(Records from a dataset)
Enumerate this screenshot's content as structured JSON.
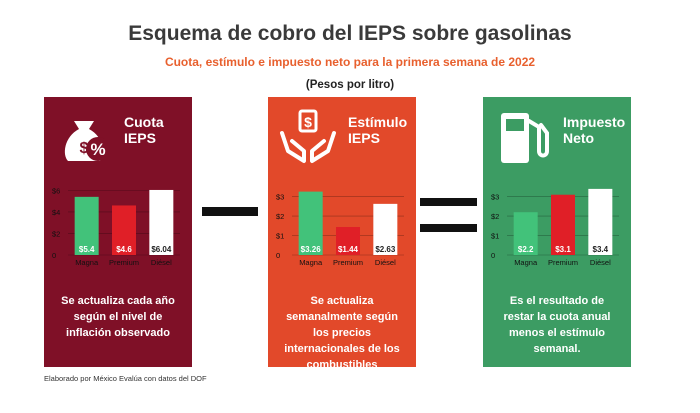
{
  "header": {
    "title": "Esquema de cobro del IEPS sobre gasolinas",
    "subtitle": "Cuota, estímulo e impuesto neto para la primera semana de 2022",
    "units": "(Pesos por litro)"
  },
  "source": "Elaborado por México Evalúa con datos del DOF",
  "colors": {
    "cuota_bg": "#7f1027",
    "estimulo_bg": "#e2492a",
    "impuesto_bg": "#3c9c63",
    "magna": "#42c27a",
    "premium": "#e01f27",
    "diesel": "#ffffff",
    "operator": "#111111"
  },
  "panels": [
    {
      "title_line1": "Cuota",
      "title_line2": "IEPS",
      "icon": "money-bag-icon",
      "description": "Se actualiza cada año según el nivel de inflación observado"
    },
    {
      "title_line1": "Estímulo",
      "title_line2": "IEPS",
      "icon": "hands-money-icon",
      "description": "Se actualiza semanalmente según los precios internacionales de los combustibles"
    },
    {
      "title_line1": "Impuesto",
      "title_line2": "Neto",
      "icon": "fuel-pump-icon",
      "description": "Es el resultado de restar la cuota anual menos el estímulo semanal."
    }
  ],
  "chart_data": [
    {
      "type": "bar",
      "title": "Cuota IEPS",
      "categories": [
        "Magna",
        "Premium",
        "Diésel"
      ],
      "values": [
        5.4,
        4.6,
        6.04
      ],
      "value_labels": [
        "$5.4",
        "$4.6",
        "$6.04"
      ],
      "yticks": [
        "$6",
        "$4",
        "$2",
        "0"
      ],
      "ytick_values": [
        6,
        4,
        2,
        0
      ],
      "ylim": [
        0,
        6.5
      ]
    },
    {
      "type": "bar",
      "title": "Estímulo IEPS",
      "categories": [
        "Magna",
        "Premium",
        "Diésel"
      ],
      "values": [
        3.26,
        1.44,
        2.63
      ],
      "value_labels": [
        "$3.26",
        "$1.44",
        "$2.63"
      ],
      "yticks": [
        "$3",
        "$2",
        "$1",
        "0"
      ],
      "ytick_values": [
        3,
        2,
        1,
        0
      ],
      "ylim": [
        0,
        3.6
      ]
    },
    {
      "type": "bar",
      "title": "Impuesto Neto",
      "categories": [
        "Magna",
        "Premium",
        "Diésel"
      ],
      "values": [
        2.2,
        3.1,
        3.4
      ],
      "value_labels": [
        "$2.2",
        "$3.1",
        "$3.4"
      ],
      "yticks": [
        "$3",
        "$2",
        "$1",
        "0"
      ],
      "ytick_values": [
        3,
        2,
        1,
        0
      ],
      "ylim": [
        0,
        3.6
      ]
    }
  ]
}
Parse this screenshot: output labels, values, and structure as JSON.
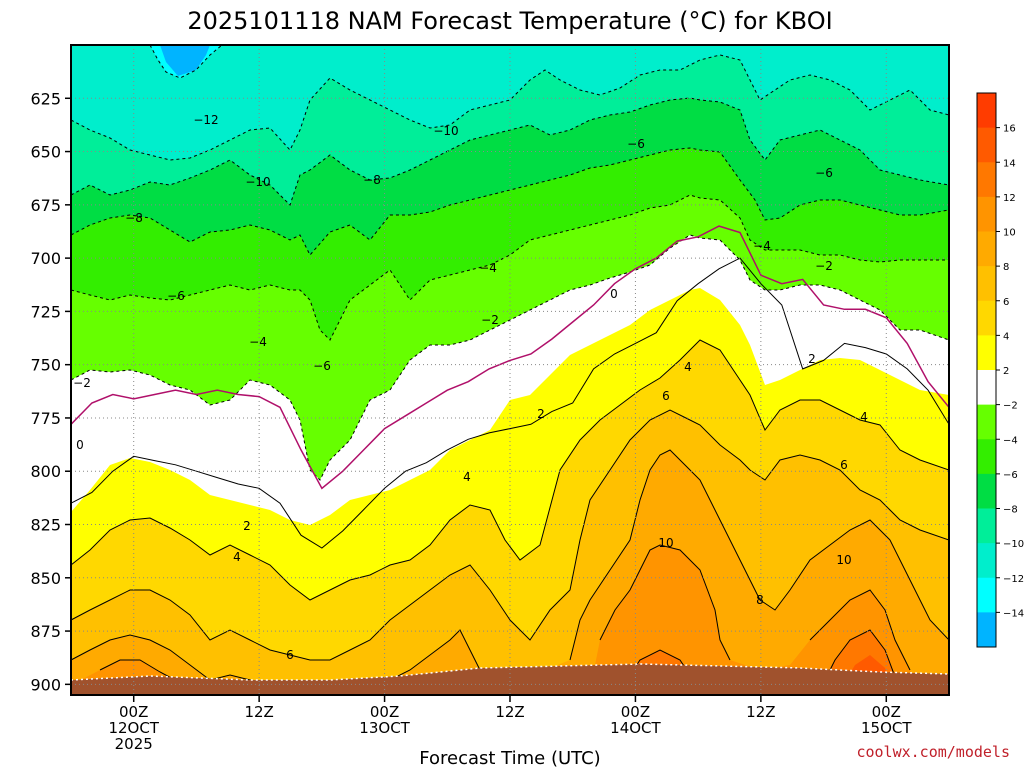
{
  "chart_data": {
    "type": "heatmap",
    "title": "2025101118 NAM Forecast Temperature (°C) for KBOI",
    "xlabel": "Forecast Time (UTC)",
    "ylabel": "",
    "ylim": [
      600,
      905
    ],
    "y_ticks": [
      625,
      650,
      675,
      700,
      725,
      750,
      775,
      800,
      825,
      850,
      875,
      900
    ],
    "x_ticks": [
      {
        "hour": 6,
        "line1": "00Z",
        "line2": "12OCT",
        "line3": "2025"
      },
      {
        "hour": 18,
        "line1": "12Z",
        "line2": "",
        "line3": ""
      },
      {
        "hour": 30,
        "line1": "00Z",
        "line2": "13OCT",
        "line3": ""
      },
      {
        "hour": 42,
        "line1": "12Z",
        "line2": "",
        "line3": ""
      },
      {
        "hour": 54,
        "line1": "00Z",
        "line2": "14OCT",
        "line3": ""
      },
      {
        "hour": 66,
        "line1": "12Z",
        "line2": "",
        "line3": ""
      },
      {
        "hour": 78,
        "line1": "00Z",
        "line2": "15OCT",
        "line3": ""
      }
    ],
    "xlim_hours": [
      0,
      84
    ],
    "levels": [
      -16,
      -14,
      -12,
      -10,
      -8,
      -6,
      -4,
      -2,
      2,
      4,
      6,
      8,
      10,
      12,
      14,
      16
    ],
    "colorbar_ticks": [
      "16",
      "14",
      "12",
      "10",
      "8",
      "6",
      "4",
      "2",
      "−2",
      "−4",
      "−6",
      "−8",
      "−10",
      "−12",
      "−14"
    ],
    "colorbar_colors": [
      "#ff3c00",
      "#ff5a00",
      "#ff7800",
      "#ff9400",
      "#ffaa00",
      "#ffc000",
      "#ffd800",
      "#ffff00",
      "#ffffff",
      "#66ff00",
      "#33ee00",
      "#00dd44",
      "#00ee99",
      "#00eecc",
      "#00ffff",
      "#00b4ff"
    ],
    "series": [
      {
        "temp": 0,
        "hours": [
          0,
          2,
          4,
          6,
          8,
          10,
          12,
          14,
          16,
          18,
          20,
          22,
          24,
          26,
          28,
          30,
          32,
          34,
          36,
          38,
          40,
          42,
          44,
          46,
          48,
          50,
          52,
          54,
          56,
          58,
          60,
          62,
          64,
          66,
          68,
          70,
          72,
          74,
          76,
          78,
          80,
          82,
          84
        ],
        "pressure": [
          778,
          768,
          764,
          766,
          764,
          762,
          764,
          762,
          764,
          765,
          770,
          790,
          808,
          800,
          790,
          780,
          774,
          768,
          762,
          758,
          752,
          748,
          745,
          738,
          730,
          722,
          712,
          705,
          700,
          692,
          690,
          685,
          688,
          708,
          712,
          710,
          722,
          724,
          724,
          728,
          740,
          758,
          770
        ]
      },
      {
        "temp": 2,
        "hours": [
          0,
          2,
          4,
          6,
          8,
          10,
          12,
          14,
          16,
          18,
          20,
          22,
          24,
          26,
          28,
          30,
          32,
          34,
          36,
          38,
          40,
          42,
          44,
          46,
          48,
          50,
          52,
          54,
          56,
          58,
          60,
          62,
          64,
          66,
          68,
          70,
          72,
          74,
          76,
          78,
          80,
          82,
          84
        ],
        "pressure": [
          815,
          810,
          800,
          793,
          795,
          797,
          800,
          803,
          806,
          808,
          815,
          830,
          836,
          828,
          818,
          808,
          800,
          796,
          790,
          785,
          782,
          780,
          778,
          772,
          768,
          752,
          745,
          740,
          735,
          720,
          712,
          705,
          700,
          712,
          722,
          752,
          748,
          740,
          742,
          745,
          752,
          762,
          778
        ]
      }
    ]
  }
}
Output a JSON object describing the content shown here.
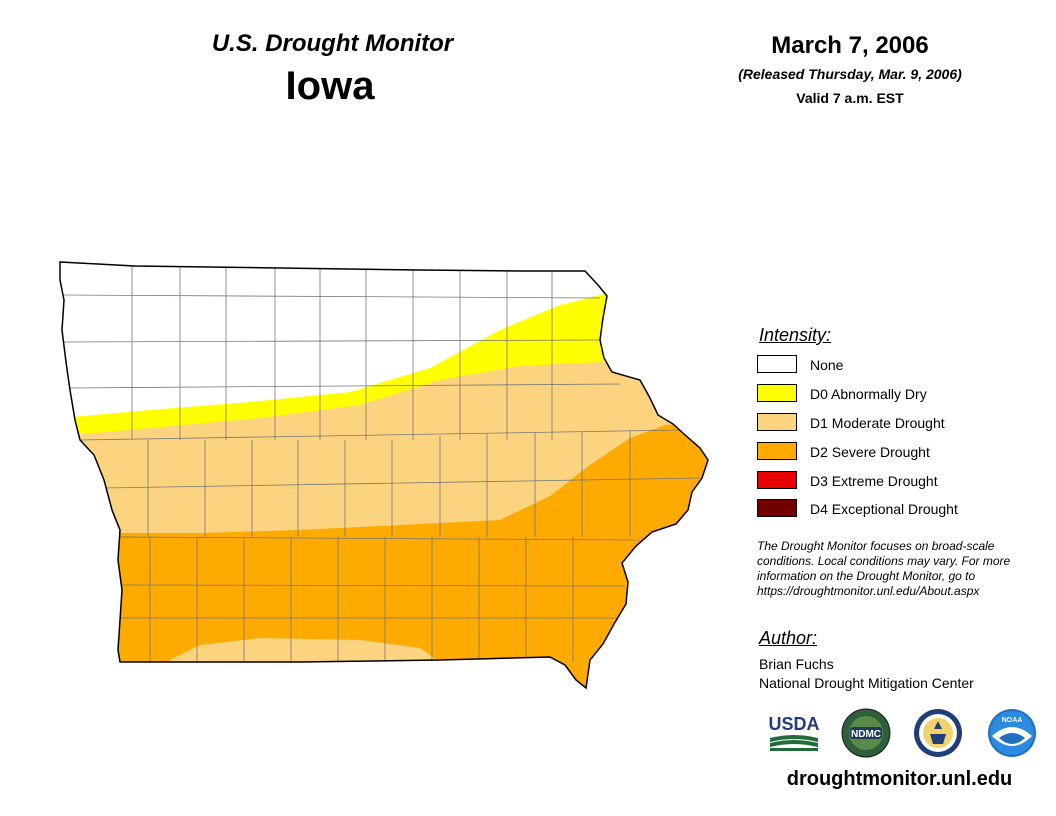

TASK INSTRUCTIONS – Retype each line of the listing above word for word. Exclude the pictures.

ANSWER FOR THE TASK –
Enumerate this screenshot's content as structured JSON.
{
  "header": {
    "title": "Esquema de cobro del IEPS sobre gasolinas",
    "subtitle": "Cuota, estímulo e impuesto neto para la primera semana de 2022",
    "units": "(Pesos por litro)"
  },
  "source": "Elaborado por México Evalúa con datos del DOF",
  "colors": {
    "cuota_bg": "#7f1027",
    "estimulo_bg": "#e2492a",
    "impuesto_bg": "#3c9c63",
    "magna": "#42c27a",
    "premium": "#e01f27",
    "diesel": "#ffffff",
    "operator": "#111111"
  },
  "panels": [
    {
      "title_line1": "Cuota",
      "title_line2": "IEPS",
      "icon": "money-bag-icon",
      "description": "Se actualiza cada año según el nivel de inflación observado"
    },
    {
      "title_line1": "Estímulo",
      "title_line2": "IEPS",
      "icon": "hands-money-icon",
      "description": "Se actualiza semanalmente según los precios internacionales de los combustibles"
    },
    {
      "title_line1": "Impuesto",
      "title_line2": "Neto",
      "icon": "fuel-pump-icon",
      "description": "Es el resultado de restar la cuota anual menos el estímulo semanal."
    }
  ],
  "chart_data": [
    {
      "type": "bar",
      "title": "Cuota IEPS",
      "categories": [
        "Magna",
        "Premium",
        "Diésel"
      ],
      "values": [
        5.4,
        4.6,
        6.04
      ],
      "value_labels": [
        "$5.4",
        "$4.6",
        "$6.04"
      ],
      "yticks": [
        "$6",
        "$4",
        "$2",
        "0"
      ],
      "ytick_values": [
        6,
        4,
        2,
        0
      ],
      "ylim": [
        0,
        6.5
      ]
    },
    {
      "type": "bar",
      "title": "Estímulo IEPS",
      "categories": [
        "Magna",
        "Premium",
        "Diésel"
      ],
      "values": [
        3.26,
        1.44,
        2.63
      ],
      "value_labels": [
        "$3.26",
        "$1.44",
        "$2.63"
      ],
      "yticks": [
        "$3",
        "$2",
        "$1",
        "0"
      ],
      "ytick_values": [
        3,
        2,
        1,
        0
      ],
      "ylim": [
        0,
        3.6
      ]
    },
    {
      "type": "bar",
      "title": "Impuesto Neto",
      "categories": [
        "Magna",
        "Premium",
        "Diésel"
      ],
      "values": [
        2.2,
        3.1,
        3.4
      ],
      "value_labels": [
        "$2.2",
        "$3.1",
        "$3.4"
      ],
      "yticks": [
        "$3",
        "$2",
        "$1",
        "0"
      ],
      "ytick_values": [
        3,
        2,
        1,
        0
      ],
      "ylim": [
        0,
        3.6
      ]
    }
  ]
}
Parse this screenshot: output labels, values, and structure as JSON.
{
  "chart_data": {
    "type": "heatmap",
    "title": "2025101118 NAM Forecast Temperature (°C) for KBOI",
    "xlabel": "Forecast Time (UTC)",
    "ylabel": "",
    "ylim": [
      600,
      905
    ],
    "y_ticks": [
      625,
      650,
      675,
      700,
      725,
      750,
      775,
      800,
      825,
      850,
      875,
      900
    ],
    "x_ticks": [
      {
        "hour": 6,
        "line1": "00Z",
        "line2": "12OCT",
        "line3": "2025"
      },
      {
        "hour": 18,
        "line1": "12Z",
        "line2": "",
        "line3": ""
      },
      {
        "hour": 30,
        "line1": "00Z",
        "line2": "13OCT",
        "line3": ""
      },
      {
        "hour": 42,
        "line1": "12Z",
        "line2": "",
        "line3": ""
      },
      {
        "hour": 54,
        "line1": "00Z",
        "line2": "14OCT",
        "line3": ""
      },
      {
        "hour": 66,
        "line1": "12Z",
        "line2": "",
        "line3": ""
      },
      {
        "hour": 78,
        "line1": "00Z",
        "line2": "15OCT",
        "line3": ""
      }
    ],
    "xlim_hours": [
      0,
      84
    ],
    "levels": [
      -16,
      -14,
      -12,
      -10,
      -8,
      -6,
      -4,
      -2,
      2,
      4,
      6,
      8,
      10,
      12,
      14,
      16
    ],
    "colorbar_ticks": [
      "16",
      "14",
      "12",
      "10",
      "8",
      "6",
      "4",
      "2",
      "−2",
      "−4",
      "−6",
      "−8",
      "−10",
      "−12",
      "−14"
    ],
    "colorbar_colors": [
      "#ff3c00",
      "#ff5a00",
      "#ff7800",
      "#ff9400",
      "#ffaa00",
      "#ffc000",
      "#ffd800",
      "#ffff00",
      "#ffffff",
      "#66ff00",
      "#33ee00",
      "#00dd44",
      "#00ee99",
      "#00eecc",
      "#00ffff",
      "#00b4ff"
    ],
    "series": [
      {
        "temp": 0,
        "hours": [
          0,
          2,
          4,
          6,
          8,
          10,
          12,
          14,
          16,
          18,
          20,
          22,
          24,
          26,
          28,
          30,
          32,
          34,
          36,
          38,
          40,
          42,
          44,
          46,
          48,
          50,
          52,
          54,
          56,
          58,
          60,
          62,
          64,
          66,
          68,
          70,
          72,
          74,
          76,
          78,
          80,
          82,
          84
        ],
        "pressure": [
          778,
          768,
          764,
          766,
          764,
          762,
          764,
          762,
          764,
          765,
          770,
          790,
          808,
          800,
          790,
          780,
          774,
          768,
          762,
          758,
          752,
          748,
          745,
          738,
          730,
          722,
          712,
          705,
          700,
          692,
          690,
          685,
          688,
          708,
          712,
          710,
          722,
          724,
          724,
          728,
          740,
          758,
          770
        ]
      },
      {
        "temp": 2,
        "hours": [
          0,
          2,
          4,
          6,
          8,
          10,
          12,
          14,
          16,
          18,
          20,
          22,
          24,
          26,
          28,
          30,
          32,
          34,
          36,
          38,
          40,
          42,
          44,
          46,
          48,
          50,
          52,
          54,
          56,
          58,
          60,
          62,
          64,
          66,
          68,
          70,
          72,
          74,
          76,
          78,
          80,
          82,
          84
        ],
        "pressure": [
          815,
          810,
          800,
          793,
          795,
          797,
          800,
          803,
          806,
          808,
          815,
          830,
          836,
          828,
          818,
          808,
          800,
          796,
          790,
          785,
          782,
          780,
          778,
          772,
          768,
          752,
          745,
          740,
          735,
          720,
          712,
          705,
          700,
          712,
          722,
          752,
          748,
          740,
          742,
          745,
          752,
          762,
          778
        ]
      }
    ]
  }
}
Output a JSON object describing the content shown here.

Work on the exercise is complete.